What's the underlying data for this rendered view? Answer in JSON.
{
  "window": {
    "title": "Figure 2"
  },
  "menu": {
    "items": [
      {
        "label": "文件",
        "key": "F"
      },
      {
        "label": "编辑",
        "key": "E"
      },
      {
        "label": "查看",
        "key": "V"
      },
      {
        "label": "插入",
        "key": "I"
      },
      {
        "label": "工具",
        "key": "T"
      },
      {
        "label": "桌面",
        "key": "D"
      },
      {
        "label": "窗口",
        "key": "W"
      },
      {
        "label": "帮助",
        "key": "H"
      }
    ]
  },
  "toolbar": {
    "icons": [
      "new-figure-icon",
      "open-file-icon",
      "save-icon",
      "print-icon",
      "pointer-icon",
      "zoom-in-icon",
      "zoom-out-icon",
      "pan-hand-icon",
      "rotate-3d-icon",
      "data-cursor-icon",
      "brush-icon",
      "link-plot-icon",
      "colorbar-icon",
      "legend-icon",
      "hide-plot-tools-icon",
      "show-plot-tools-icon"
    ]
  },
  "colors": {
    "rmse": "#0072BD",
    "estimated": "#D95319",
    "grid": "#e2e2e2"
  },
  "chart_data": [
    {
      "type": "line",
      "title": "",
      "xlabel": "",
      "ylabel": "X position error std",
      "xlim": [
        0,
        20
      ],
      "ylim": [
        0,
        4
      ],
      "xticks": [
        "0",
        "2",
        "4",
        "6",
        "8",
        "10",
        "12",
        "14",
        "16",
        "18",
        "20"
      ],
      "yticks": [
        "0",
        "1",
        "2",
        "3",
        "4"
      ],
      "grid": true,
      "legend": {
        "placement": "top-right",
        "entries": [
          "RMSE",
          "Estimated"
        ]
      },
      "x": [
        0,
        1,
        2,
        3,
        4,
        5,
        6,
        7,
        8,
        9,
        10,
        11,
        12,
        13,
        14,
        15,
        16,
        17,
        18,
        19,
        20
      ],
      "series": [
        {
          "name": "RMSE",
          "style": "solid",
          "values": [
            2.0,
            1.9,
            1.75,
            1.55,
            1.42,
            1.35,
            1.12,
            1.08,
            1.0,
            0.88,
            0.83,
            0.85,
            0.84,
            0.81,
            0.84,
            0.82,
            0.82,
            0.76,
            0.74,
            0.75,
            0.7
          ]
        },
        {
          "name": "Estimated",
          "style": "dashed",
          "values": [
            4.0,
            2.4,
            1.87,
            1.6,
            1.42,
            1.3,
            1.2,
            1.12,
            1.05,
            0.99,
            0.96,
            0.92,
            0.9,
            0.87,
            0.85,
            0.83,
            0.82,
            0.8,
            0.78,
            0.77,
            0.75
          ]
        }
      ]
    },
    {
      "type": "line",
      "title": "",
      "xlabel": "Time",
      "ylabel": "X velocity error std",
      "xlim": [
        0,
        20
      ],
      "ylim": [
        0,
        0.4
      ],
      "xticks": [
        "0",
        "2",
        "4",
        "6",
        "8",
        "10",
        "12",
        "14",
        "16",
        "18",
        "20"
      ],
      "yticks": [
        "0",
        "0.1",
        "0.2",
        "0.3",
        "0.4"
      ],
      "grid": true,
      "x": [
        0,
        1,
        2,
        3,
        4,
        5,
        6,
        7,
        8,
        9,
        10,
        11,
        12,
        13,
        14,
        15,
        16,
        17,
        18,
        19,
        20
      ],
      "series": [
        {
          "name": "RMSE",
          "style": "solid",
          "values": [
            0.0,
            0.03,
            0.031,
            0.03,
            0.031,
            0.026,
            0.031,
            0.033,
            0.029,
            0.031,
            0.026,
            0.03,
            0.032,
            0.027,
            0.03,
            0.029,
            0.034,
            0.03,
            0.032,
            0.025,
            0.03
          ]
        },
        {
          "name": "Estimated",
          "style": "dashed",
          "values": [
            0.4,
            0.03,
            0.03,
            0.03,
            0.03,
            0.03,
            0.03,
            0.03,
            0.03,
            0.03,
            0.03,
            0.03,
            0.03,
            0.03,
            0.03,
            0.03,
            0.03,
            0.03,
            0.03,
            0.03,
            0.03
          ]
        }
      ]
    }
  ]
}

**WHAT THIS TASK INVOLVES:**
Copy out each record, keeping every word as it is.

**EXERCISE RESULT:**
What's the underlying data for this rendered view? Answer in JSON.
{
  "window": {
    "title": "Figure 2"
  },
  "menu": {
    "items": [
      {
        "label": "文件",
        "key": "F"
      },
      {
        "label": "编辑",
        "key": "E"
      },
      {
        "label": "查看",
        "key": "V"
      },
      {
        "label": "插入",
        "key": "I"
      },
      {
        "label": "工具",
        "key": "T"
      },
      {
        "label": "桌面",
        "key": "D"
      },
      {
        "label": "窗口",
        "key": "W"
      },
      {
        "label": "帮助",
        "key": "H"
      }
    ]
  },
  "toolbar": {
    "icons": [
      "new-figure-icon",
      "open-file-icon",
      "save-icon",
      "print-icon",
      "pointer-icon",
      "zoom-in-icon",
      "zoom-out-icon",
      "pan-hand-icon",
      "rotate-3d-icon",
      "data-cursor-icon",
      "brush-icon",
      "link-plot-icon",
      "colorbar-icon",
      "legend-icon",
      "hide-plot-tools-icon",
      "show-plot-tools-icon"
    ]
  },
  "colors": {
    "rmse": "#0072BD",
    "estimated": "#D95319",
    "grid": "#e2e2e2"
  },
  "chart_data": [
    {
      "type": "line",
      "title": "",
      "xlabel": "",
      "ylabel": "X position error std",
      "xlim": [
        0,
        20
      ],
      "ylim": [
        0,
        4
      ],
      "xticks": [
        "0",
        "2",
        "4",
        "6",
        "8",
        "10",
        "12",
        "14",
        "16",
        "18",
        "20"
      ],
      "yticks": [
        "0",
        "1",
        "2",
        "3",
        "4"
      ],
      "grid": true,
      "legend": {
        "placement": "top-right",
        "entries": [
          "RMSE",
          "Estimated"
        ]
      },
      "x": [
        0,
        1,
        2,
        3,
        4,
        5,
        6,
        7,
        8,
        9,
        10,
        11,
        12,
        13,
        14,
        15,
        16,
        17,
        18,
        19,
        20
      ],
      "series": [
        {
          "name": "RMSE",
          "style": "solid",
          "values": [
            2.0,
            1.9,
            1.75,
            1.55,
            1.42,
            1.35,
            1.12,
            1.08,
            1.0,
            0.88,
            0.83,
            0.85,
            0.84,
            0.81,
            0.84,
            0.82,
            0.82,
            0.76,
            0.74,
            0.75,
            0.7
          ]
        },
        {
          "name": "Estimated",
          "style": "dashed",
          "values": [
            4.0,
            2.4,
            1.87,
            1.6,
            1.42,
            1.3,
            1.2,
            1.12,
            1.05,
            0.99,
            0.96,
            0.92,
            0.9,
            0.87,
            0.85,
            0.83,
            0.82,
            0.8,
            0.78,
            0.77,
            0.75
          ]
        }
      ]
    },
    {
      "type": "line",
      "title": "",
      "xlabel": "Time",
      "ylabel": "X velocity error std",
      "xlim": [
        0,
        20
      ],
      "ylim": [
        0,
        0.4
      ],
      "xticks": [
        "0",
        "2",
        "4",
        "6",
        "8",
        "10",
        "12",
        "14",
        "16",
        "18",
        "20"
      ],
      "yticks": [
        "0",
        "0.1",
        "0.2",
        "0.3",
        "0.4"
      ],
      "grid": true,
      "x": [
        0,
        1,
        2,
        3,
        4,
        5,
        6,
        7,
        8,
        9,
        10,
        11,
        12,
        13,
        14,
        15,
        16,
        17,
        18,
        19,
        20
      ],
      "series": [
        {
          "name": "RMSE",
          "style": "solid",
          "values": [
            0.0,
            0.03,
            0.031,
            0.03,
            0.031,
            0.026,
            0.031,
            0.033,
            0.029,
            0.031,
            0.026,
            0.03,
            0.032,
            0.027,
            0.03,
            0.029,
            0.034,
            0.03,
            0.032,
            0.025,
            0.03
          ]
        },
        {
          "name": "Estimated",
          "style": "dashed",
          "values": [
            0.4,
            0.03,
            0.03,
            0.03,
            0.03,
            0.03,
            0.03,
            0.03,
            0.03,
            0.03,
            0.03,
            0.03,
            0.03,
            0.03,
            0.03,
            0.03,
            0.03,
            0.03,
            0.03,
            0.03,
            0.03
          ]
        }
      ]
    }
  ]
}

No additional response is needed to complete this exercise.